Material shown:
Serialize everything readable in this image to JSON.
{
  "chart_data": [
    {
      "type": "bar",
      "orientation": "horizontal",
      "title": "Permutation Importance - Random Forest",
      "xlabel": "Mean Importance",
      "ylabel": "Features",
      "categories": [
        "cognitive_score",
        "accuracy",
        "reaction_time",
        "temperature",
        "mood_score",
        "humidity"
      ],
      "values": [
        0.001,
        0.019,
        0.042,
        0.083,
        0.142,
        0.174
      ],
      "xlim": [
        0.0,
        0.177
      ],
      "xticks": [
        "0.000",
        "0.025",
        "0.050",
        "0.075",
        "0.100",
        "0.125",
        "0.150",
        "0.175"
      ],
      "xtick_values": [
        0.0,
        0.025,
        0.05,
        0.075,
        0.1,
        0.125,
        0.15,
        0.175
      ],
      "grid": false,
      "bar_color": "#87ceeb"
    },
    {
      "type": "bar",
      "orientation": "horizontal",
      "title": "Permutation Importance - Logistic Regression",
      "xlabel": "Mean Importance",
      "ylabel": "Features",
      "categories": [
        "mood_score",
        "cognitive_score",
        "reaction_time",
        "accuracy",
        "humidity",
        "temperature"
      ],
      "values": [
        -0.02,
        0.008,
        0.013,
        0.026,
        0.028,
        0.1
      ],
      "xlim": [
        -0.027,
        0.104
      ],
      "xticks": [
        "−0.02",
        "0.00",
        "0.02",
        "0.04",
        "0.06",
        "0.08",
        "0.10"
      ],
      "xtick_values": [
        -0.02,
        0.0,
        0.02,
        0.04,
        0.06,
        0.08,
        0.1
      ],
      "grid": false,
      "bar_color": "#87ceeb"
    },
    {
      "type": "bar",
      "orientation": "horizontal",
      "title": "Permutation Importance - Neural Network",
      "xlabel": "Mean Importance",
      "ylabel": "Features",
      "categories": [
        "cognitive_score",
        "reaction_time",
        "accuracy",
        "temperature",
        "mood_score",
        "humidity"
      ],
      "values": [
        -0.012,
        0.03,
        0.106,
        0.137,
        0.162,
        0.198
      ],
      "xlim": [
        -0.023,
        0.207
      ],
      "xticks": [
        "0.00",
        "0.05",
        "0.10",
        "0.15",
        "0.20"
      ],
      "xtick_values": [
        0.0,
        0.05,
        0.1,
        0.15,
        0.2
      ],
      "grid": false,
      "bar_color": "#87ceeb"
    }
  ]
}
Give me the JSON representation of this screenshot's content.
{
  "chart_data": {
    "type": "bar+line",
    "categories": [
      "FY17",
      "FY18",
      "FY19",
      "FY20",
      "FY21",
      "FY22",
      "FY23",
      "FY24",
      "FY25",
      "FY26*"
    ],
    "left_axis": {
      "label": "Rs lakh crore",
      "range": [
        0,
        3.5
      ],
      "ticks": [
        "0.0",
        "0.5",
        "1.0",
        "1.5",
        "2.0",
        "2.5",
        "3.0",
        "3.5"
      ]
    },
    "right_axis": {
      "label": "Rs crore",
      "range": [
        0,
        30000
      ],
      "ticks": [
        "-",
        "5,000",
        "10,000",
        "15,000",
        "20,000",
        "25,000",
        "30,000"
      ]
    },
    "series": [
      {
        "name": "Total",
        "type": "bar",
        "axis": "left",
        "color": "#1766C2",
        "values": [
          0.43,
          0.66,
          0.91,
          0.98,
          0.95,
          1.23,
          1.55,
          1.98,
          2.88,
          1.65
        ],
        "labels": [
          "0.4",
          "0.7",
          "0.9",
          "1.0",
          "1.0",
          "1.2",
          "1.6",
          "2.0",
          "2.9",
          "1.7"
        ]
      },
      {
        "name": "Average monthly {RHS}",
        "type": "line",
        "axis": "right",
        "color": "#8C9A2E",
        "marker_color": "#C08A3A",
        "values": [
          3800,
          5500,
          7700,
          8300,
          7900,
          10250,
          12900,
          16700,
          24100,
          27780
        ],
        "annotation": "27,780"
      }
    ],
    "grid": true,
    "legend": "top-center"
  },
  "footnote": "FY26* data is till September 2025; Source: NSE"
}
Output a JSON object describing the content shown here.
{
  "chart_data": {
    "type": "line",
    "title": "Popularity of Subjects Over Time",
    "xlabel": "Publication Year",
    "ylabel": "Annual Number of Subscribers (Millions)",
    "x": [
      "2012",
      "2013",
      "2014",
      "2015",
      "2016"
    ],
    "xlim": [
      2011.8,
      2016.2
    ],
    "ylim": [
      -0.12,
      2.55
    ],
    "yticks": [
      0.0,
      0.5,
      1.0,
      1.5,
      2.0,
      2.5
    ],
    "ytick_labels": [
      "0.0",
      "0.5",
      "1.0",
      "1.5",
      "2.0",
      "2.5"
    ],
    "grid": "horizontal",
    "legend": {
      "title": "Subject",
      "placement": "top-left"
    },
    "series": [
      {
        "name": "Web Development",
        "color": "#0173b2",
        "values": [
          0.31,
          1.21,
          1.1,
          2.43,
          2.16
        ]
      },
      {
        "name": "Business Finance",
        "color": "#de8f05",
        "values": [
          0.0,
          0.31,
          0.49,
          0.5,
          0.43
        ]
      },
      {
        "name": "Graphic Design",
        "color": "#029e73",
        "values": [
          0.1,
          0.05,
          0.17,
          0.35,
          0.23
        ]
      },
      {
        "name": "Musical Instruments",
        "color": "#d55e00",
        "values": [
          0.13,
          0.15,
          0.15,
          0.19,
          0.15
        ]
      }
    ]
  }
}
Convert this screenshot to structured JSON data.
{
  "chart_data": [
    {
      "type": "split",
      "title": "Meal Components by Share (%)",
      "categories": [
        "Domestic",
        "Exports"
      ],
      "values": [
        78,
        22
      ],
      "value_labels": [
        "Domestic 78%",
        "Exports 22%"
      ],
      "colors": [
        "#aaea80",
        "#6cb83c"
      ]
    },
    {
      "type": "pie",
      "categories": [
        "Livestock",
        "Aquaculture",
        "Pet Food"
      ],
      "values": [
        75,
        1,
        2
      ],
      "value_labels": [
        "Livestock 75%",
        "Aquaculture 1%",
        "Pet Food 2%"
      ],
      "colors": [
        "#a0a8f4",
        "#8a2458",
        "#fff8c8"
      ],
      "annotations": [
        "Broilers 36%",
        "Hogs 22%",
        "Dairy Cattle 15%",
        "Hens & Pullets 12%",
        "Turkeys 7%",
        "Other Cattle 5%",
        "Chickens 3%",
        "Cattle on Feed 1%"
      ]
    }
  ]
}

To do:
Using the listing above, pick out each line that contains the word "title", then copy it.

The completed task:
      "title": "Permutation Importance - Random Forest",
      "title": "Permutation Importance - Logistic Regression",
      "title": "Permutation Importance - Neural Network",
    "title": "Popularity of Subjects Over Time",
      "title": "Subject",
      "title": "Meal Components by Share (%)",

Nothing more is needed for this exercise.